PROBLEM STATEMENT - Please update the data beginning at the line that has "List each element" and stopping after the line that has "paragraph: Наступило молчание.", replacing "paragraph" with "text-block" and leaving everything else unchanged.

* BEGIN DATASET RECORDS *

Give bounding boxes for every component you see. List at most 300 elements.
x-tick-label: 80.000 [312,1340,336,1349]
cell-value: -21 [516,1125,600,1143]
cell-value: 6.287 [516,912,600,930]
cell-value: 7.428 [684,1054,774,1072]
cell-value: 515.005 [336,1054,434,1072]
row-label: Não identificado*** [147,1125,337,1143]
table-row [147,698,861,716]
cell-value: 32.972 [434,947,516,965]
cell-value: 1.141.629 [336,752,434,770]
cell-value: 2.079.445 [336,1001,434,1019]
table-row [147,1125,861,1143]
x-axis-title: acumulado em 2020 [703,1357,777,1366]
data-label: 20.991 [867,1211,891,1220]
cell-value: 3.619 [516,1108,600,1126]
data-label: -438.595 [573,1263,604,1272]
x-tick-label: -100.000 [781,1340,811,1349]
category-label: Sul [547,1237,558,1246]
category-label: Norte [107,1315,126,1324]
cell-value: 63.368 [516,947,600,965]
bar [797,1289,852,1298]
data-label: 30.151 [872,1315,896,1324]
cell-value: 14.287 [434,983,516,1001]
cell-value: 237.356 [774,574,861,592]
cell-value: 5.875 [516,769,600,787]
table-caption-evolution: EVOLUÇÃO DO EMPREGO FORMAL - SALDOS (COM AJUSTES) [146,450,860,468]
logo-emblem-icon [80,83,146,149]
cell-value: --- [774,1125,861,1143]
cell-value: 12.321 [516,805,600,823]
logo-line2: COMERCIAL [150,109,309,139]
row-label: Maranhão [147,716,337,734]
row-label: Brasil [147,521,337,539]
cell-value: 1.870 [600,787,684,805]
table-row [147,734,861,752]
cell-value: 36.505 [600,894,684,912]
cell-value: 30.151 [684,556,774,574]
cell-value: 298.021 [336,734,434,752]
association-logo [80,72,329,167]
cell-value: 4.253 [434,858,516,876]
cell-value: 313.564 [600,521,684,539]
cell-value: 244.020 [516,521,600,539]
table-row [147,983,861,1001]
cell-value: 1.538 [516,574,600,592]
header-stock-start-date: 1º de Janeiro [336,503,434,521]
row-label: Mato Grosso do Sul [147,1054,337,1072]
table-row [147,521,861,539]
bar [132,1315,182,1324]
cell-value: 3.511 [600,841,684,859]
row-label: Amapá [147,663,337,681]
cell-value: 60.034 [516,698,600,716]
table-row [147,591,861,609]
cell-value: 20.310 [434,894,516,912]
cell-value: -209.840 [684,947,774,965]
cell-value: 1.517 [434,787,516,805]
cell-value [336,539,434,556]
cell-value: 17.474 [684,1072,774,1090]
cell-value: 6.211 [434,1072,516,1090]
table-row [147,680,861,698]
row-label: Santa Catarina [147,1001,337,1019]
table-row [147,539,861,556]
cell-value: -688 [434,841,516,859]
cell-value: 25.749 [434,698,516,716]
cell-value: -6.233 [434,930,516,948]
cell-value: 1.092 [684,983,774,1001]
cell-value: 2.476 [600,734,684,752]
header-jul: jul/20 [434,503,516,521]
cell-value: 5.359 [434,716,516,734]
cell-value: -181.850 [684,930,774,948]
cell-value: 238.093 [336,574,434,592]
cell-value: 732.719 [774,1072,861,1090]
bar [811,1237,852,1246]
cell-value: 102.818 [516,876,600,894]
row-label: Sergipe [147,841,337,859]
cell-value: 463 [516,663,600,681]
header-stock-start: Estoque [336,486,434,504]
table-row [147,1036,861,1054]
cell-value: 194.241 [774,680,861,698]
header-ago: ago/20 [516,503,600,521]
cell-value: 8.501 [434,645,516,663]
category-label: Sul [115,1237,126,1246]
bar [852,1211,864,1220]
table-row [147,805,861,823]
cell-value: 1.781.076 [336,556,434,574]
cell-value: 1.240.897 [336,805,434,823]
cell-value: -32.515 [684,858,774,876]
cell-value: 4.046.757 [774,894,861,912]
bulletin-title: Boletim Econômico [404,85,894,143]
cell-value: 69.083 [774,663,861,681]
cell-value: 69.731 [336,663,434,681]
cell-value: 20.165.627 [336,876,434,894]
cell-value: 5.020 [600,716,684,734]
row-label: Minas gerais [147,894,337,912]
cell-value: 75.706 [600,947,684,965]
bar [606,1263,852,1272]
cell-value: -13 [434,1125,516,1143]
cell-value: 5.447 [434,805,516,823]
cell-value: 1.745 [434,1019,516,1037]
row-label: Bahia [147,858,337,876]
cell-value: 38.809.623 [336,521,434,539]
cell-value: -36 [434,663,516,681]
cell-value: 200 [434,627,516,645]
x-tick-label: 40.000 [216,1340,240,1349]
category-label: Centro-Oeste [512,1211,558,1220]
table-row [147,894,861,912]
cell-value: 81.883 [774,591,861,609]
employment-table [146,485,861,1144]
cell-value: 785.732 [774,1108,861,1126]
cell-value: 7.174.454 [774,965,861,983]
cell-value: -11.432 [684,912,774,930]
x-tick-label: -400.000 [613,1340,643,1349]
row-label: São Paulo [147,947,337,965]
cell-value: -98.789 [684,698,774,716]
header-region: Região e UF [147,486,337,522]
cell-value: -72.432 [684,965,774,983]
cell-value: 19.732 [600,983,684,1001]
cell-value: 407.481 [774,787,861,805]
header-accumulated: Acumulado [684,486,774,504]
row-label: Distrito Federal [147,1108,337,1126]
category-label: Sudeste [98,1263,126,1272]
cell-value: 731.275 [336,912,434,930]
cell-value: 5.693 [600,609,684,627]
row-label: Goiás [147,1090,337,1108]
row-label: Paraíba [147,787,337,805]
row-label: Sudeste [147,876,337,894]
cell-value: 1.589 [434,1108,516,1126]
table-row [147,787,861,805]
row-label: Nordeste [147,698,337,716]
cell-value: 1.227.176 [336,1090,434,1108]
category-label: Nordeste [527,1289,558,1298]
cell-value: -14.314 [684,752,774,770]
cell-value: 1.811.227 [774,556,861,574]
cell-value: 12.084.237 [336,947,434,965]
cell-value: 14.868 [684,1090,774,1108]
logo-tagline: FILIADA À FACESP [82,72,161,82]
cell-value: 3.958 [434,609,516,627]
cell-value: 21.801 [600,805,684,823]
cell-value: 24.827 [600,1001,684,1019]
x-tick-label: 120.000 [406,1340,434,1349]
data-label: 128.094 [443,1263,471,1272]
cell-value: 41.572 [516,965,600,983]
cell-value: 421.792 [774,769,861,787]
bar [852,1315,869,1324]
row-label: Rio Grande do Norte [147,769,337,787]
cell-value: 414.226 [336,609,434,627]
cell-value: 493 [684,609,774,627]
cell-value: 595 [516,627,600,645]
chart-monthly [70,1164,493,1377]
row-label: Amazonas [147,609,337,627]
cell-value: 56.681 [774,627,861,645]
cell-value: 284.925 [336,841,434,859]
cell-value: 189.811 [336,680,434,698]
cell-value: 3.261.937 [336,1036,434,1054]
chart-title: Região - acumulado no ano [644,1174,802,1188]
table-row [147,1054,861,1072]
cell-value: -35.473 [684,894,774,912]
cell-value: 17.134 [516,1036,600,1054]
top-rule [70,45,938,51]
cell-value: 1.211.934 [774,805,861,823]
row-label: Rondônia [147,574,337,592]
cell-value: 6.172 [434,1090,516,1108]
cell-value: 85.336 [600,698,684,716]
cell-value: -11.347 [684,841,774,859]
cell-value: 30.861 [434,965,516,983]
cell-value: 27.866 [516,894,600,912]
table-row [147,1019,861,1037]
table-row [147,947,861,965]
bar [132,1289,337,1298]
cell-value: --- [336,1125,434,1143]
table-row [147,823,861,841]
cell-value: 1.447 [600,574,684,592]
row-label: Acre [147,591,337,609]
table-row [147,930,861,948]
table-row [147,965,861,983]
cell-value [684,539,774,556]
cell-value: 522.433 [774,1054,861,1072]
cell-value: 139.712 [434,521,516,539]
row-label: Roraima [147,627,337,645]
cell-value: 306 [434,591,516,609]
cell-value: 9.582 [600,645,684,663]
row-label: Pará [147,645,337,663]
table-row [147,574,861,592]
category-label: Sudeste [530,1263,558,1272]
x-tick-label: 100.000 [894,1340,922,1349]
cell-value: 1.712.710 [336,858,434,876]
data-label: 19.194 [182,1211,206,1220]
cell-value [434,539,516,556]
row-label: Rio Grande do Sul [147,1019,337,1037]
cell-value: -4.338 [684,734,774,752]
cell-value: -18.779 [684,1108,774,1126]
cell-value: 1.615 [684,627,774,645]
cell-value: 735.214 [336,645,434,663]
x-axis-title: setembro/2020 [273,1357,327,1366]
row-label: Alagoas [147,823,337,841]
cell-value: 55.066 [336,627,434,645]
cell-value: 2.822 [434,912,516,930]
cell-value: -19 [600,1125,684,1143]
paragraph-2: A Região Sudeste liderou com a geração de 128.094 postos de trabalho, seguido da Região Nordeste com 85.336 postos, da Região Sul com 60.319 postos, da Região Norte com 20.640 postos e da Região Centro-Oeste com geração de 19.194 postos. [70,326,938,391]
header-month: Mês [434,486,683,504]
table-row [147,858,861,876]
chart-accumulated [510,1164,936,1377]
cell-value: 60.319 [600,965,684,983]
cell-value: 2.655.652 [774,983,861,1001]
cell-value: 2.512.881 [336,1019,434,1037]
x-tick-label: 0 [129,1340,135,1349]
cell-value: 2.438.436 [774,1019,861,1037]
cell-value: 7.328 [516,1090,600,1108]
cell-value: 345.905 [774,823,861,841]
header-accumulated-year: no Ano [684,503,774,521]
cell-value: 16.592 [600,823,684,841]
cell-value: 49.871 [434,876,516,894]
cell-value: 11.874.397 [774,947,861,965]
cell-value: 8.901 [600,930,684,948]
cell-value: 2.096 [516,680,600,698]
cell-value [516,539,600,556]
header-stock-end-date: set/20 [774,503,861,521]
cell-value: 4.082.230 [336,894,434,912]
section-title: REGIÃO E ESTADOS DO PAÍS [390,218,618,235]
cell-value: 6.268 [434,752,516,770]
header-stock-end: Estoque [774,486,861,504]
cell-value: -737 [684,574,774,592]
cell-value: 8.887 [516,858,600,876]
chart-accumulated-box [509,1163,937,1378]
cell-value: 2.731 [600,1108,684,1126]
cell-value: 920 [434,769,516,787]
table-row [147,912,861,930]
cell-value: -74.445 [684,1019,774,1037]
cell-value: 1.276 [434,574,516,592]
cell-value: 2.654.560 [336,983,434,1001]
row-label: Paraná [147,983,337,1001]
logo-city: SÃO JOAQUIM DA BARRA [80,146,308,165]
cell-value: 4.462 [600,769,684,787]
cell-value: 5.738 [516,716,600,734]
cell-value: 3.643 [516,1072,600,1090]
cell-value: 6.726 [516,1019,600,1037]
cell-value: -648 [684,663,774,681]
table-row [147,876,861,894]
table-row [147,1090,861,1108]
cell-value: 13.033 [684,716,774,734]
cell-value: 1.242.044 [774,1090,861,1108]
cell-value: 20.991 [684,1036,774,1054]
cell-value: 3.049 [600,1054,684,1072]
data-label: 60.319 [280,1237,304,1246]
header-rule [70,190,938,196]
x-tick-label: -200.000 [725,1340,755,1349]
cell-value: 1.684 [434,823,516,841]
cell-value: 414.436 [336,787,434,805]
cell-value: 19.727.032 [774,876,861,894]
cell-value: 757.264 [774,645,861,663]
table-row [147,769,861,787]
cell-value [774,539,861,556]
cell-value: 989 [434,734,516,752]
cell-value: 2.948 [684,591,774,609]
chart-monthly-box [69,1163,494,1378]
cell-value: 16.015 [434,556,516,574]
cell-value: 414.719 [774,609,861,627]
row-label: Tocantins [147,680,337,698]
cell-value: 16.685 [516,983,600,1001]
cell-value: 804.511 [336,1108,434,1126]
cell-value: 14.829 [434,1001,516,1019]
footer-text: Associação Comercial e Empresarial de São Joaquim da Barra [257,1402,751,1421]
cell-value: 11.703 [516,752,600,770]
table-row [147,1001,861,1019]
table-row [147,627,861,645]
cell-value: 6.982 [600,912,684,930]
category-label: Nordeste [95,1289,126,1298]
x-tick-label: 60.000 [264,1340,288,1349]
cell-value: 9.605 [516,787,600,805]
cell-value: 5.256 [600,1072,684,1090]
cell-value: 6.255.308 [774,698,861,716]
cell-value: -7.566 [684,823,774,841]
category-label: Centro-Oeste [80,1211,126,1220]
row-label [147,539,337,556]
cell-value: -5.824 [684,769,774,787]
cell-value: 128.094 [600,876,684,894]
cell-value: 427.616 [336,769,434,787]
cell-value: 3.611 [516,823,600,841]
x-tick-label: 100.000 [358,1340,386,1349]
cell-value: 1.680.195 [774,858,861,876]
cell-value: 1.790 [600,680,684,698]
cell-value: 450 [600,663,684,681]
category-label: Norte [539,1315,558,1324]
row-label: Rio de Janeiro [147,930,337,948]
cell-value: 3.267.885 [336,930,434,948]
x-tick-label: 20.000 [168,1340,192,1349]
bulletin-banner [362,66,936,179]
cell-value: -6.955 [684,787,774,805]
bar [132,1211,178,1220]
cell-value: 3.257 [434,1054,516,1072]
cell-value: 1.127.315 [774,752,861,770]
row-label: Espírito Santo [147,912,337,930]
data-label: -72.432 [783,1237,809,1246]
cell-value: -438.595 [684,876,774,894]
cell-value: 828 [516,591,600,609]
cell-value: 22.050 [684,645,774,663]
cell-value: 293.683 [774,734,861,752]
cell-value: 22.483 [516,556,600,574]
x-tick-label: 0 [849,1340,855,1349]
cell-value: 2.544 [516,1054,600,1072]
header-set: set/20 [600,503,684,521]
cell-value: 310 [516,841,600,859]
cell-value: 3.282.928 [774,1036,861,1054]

* END DATASET RECORDS *
* BEGIN DATASET RECORDS *

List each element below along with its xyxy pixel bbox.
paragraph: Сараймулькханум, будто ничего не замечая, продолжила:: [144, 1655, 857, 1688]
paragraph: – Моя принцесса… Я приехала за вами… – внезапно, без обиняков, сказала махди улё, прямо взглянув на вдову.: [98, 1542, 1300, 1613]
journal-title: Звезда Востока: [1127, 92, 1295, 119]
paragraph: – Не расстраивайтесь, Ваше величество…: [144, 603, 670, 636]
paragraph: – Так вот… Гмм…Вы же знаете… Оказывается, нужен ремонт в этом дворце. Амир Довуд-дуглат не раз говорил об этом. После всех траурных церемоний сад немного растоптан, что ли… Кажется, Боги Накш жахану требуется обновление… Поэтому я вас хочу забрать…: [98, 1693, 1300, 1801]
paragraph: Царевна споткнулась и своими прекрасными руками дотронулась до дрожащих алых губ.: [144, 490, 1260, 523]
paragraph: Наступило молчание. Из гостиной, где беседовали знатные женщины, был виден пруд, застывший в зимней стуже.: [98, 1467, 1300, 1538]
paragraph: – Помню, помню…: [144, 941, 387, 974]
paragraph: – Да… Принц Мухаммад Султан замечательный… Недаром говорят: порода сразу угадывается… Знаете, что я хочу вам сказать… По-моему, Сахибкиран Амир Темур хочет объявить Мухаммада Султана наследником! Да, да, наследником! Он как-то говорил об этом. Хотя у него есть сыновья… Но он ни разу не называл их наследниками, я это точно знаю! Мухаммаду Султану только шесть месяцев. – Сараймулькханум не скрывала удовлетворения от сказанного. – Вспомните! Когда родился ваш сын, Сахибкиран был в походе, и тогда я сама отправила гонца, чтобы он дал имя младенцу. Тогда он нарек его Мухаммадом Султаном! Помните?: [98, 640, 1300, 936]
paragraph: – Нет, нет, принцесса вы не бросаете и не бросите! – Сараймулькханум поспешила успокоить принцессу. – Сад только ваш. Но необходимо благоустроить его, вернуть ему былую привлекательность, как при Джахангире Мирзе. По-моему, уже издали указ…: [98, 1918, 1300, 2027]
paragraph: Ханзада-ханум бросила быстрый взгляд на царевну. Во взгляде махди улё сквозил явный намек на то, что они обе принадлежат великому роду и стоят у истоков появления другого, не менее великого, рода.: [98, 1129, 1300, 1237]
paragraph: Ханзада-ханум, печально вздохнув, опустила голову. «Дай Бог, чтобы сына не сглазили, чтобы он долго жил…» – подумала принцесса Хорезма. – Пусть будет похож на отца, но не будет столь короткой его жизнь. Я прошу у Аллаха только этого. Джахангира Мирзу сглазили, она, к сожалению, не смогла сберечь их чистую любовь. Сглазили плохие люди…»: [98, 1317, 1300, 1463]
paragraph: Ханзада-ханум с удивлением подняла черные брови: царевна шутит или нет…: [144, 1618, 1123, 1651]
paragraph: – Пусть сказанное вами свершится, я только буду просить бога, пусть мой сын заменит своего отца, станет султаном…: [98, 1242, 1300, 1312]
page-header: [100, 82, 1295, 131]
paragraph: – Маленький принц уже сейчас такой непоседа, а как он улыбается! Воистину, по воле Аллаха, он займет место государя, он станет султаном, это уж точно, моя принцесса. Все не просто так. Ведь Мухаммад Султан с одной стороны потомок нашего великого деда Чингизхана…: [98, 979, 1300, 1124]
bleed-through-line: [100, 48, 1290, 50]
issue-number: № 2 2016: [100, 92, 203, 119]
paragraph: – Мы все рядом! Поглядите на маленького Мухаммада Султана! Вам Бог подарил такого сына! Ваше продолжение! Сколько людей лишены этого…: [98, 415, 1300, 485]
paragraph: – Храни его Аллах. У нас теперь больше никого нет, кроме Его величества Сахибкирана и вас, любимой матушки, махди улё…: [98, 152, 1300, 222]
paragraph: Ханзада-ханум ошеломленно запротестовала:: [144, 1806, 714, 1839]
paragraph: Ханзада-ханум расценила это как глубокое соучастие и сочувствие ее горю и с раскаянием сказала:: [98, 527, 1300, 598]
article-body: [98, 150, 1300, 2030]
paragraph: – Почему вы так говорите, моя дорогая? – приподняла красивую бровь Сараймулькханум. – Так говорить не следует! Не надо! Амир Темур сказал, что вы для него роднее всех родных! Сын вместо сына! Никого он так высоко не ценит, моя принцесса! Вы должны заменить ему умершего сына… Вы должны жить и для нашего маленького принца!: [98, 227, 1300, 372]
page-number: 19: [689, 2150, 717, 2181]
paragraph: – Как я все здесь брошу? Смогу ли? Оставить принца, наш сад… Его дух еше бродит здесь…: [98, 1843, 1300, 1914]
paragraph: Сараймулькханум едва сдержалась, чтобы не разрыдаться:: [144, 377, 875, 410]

* END DATASET RECORDS *

TASK RESPONSE -
List each element below along with its xyxy pixel bbox.
text-block: Сараймулькханум, будто ничего не замечая, продолжила:: [144, 1655, 857, 1688]
text-block: – Моя принцесса… Я приехала за вами… – внезапно, без обиняков, сказала махди улё, прямо взглянув на вдову.: [98, 1542, 1300, 1613]
journal-title: Звезда Востока: [1127, 92, 1295, 119]
text-block: – Не расстраивайтесь, Ваше величество…: [144, 603, 670, 636]
text-block: – Так вот… Гмм…Вы же знаете… Оказывается, нужен ремонт в этом дворце. Амир Довуд-дуглат не раз говорил об этом. После всех траурных церемоний сад немного растоптан, что ли… Кажется, Боги Накш жахану требуется обновление… Поэтому я вас хочу забрать…: [98, 1693, 1300, 1801]
text-block: Царевна споткнулась и своими прекрасными руками дотронулась до дрожащих алых губ.: [144, 490, 1260, 523]
text-block: Наступило молчание. Из гостиной, где беседовали знатные женщины, был виден пруд, застывший в зимней стуже.: [98, 1467, 1300, 1538]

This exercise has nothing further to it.